_WHAT IS NEEDED_
Every record should be repeated exactly, except that pictures are left out.

_DATA SHOWN_
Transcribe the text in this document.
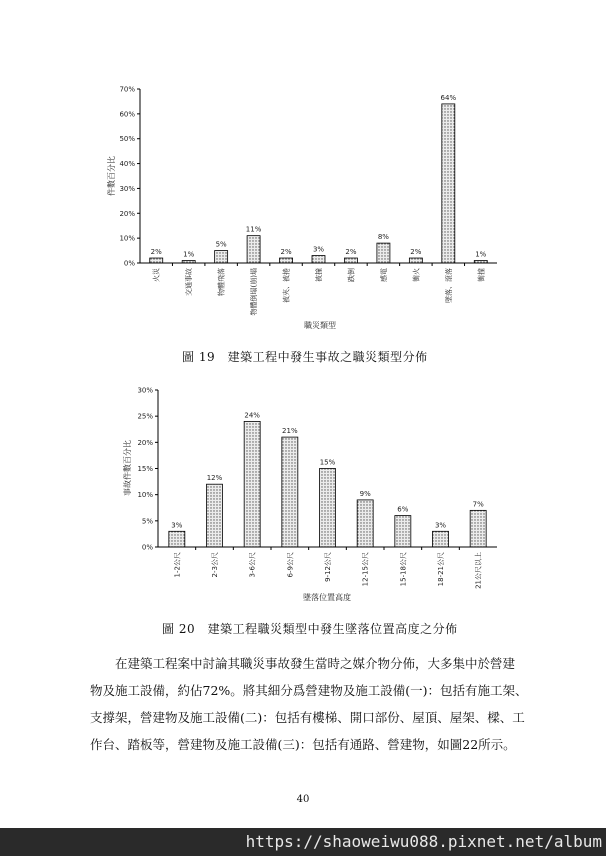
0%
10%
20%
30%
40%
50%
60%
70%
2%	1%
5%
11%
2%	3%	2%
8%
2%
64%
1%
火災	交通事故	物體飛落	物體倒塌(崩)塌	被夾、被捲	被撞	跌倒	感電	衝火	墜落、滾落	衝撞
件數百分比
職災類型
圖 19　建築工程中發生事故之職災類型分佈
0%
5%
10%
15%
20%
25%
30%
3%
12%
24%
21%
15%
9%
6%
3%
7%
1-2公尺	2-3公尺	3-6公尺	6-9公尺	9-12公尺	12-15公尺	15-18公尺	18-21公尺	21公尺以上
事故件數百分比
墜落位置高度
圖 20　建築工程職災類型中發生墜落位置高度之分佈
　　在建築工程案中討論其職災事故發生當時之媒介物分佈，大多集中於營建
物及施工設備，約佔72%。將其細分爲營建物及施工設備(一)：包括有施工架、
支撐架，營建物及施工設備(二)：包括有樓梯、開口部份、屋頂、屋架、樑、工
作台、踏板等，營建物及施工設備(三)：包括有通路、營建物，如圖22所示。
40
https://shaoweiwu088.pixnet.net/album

_RESULT OF THE TASK_
Transcribe the text in this document.
0%
10%
20%
30%
40%
50%
60%
70%
2%	1%
5%
11%
2%	3%	2%
8%
2%
64%
1%
火災	交通事故	物體飛落	物體倒塌(崩)塌	被夾、被捲	被撞	跌倒	感電	衝火	墜落、滾落	衝撞
件數百分比
職災類型
圖 19　建築工程中發生事故之職災類型分佈
0%
5%
10%
15%
20%
25%
30%
3%
12%
24%
21%
15%
9%
6%
3%
7%
1-2公尺	2-3公尺	3-6公尺	6-9公尺	9-12公尺	12-15公尺	15-18公尺	18-21公尺	21公尺以上
事故件數百分比
墜落位置高度
圖 20　建築工程職災類型中發生墜落位置高度之分佈
　　在建築工程案中討論其職災事故發生當時之媒介物分佈，大多集中於營建
物及施工設備，約佔72%。將其細分爲營建物及施工設備(一)：包括有施工架、
支撐架，營建物及施工設備(二)：包括有樓梯、開口部份、屋頂、屋架、樑、工
作台、踏板等，營建物及施工設備(三)：包括有通路、營建物，如圖22所示。
40
https://shaoweiwu088.pixnet.net/album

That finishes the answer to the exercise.